Records supplied.
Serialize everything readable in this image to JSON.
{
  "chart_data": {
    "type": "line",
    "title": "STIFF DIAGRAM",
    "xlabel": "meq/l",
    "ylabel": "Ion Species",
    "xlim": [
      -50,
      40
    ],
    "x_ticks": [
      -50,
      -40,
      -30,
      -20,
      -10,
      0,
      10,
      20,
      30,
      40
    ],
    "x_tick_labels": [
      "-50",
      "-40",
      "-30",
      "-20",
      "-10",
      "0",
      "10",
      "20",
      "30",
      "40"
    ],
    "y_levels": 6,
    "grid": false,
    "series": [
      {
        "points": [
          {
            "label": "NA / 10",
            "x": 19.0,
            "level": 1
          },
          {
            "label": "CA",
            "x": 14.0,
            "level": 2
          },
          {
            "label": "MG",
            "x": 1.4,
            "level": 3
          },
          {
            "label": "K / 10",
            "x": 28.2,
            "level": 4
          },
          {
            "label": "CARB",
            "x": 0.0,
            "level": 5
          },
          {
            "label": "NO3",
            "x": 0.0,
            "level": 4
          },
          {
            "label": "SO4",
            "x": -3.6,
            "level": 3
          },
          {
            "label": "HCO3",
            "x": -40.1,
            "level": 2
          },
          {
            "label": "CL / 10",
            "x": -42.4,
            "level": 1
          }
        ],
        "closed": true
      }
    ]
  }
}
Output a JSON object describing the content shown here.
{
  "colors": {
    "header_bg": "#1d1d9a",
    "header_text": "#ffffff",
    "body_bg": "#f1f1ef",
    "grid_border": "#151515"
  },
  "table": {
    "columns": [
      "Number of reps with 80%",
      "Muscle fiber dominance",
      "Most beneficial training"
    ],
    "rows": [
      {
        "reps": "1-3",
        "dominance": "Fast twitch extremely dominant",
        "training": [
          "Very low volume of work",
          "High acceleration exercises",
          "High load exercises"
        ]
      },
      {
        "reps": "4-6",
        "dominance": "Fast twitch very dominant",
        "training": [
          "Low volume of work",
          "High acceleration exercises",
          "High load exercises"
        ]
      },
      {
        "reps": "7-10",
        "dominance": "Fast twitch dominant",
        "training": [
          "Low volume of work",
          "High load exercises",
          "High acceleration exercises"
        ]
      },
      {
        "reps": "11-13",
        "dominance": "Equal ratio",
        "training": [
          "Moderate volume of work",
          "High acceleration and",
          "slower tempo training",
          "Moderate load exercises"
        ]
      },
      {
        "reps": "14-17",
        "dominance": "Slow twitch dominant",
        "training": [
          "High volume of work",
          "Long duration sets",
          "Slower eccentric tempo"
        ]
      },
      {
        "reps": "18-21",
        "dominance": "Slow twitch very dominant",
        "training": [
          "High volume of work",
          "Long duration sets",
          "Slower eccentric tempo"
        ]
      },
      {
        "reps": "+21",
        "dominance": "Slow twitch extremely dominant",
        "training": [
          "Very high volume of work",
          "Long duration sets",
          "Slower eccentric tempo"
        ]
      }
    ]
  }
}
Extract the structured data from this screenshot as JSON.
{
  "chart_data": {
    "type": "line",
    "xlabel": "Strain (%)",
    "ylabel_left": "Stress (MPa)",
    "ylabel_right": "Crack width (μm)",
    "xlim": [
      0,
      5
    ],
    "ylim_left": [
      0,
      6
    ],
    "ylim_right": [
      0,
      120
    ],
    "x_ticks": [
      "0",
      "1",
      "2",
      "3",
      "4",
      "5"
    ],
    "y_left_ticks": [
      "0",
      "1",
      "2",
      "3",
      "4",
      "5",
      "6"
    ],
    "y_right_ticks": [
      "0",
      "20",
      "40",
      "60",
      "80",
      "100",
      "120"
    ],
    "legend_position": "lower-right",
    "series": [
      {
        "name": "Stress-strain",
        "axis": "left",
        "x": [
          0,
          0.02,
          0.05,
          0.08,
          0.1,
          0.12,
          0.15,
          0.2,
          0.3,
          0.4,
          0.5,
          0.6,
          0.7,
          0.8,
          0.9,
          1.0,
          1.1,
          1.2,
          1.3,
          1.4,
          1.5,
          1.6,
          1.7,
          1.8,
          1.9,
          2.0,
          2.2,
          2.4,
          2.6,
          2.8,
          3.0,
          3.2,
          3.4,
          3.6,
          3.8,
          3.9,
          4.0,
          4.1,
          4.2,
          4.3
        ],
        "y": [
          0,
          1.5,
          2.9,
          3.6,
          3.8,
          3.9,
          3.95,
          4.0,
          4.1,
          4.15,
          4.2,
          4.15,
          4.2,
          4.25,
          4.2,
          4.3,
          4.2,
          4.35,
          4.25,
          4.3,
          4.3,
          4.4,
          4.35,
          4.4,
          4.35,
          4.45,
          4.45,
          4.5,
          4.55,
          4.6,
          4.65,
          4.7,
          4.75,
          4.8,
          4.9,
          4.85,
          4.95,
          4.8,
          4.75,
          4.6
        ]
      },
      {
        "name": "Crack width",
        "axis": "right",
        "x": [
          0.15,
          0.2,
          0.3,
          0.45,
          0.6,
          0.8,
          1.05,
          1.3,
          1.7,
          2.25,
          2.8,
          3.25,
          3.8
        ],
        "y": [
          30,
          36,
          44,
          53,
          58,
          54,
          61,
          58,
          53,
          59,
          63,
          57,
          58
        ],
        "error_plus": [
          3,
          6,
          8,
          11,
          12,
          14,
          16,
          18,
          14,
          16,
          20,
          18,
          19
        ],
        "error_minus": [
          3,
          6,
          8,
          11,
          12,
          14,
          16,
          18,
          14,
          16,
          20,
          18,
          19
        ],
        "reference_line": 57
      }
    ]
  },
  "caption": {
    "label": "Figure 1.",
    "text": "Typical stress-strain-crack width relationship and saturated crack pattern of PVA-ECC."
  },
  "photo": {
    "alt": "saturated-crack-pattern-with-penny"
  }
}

Task objective.
From the records above, pick out and copy each line holding the word "pattern".

Exercise output.
    "text": "Typical stress-strain-crack width relationship and saturated crack pattern of PVA-ECC."
    "alt": "saturated-crack-pattern-with-penny"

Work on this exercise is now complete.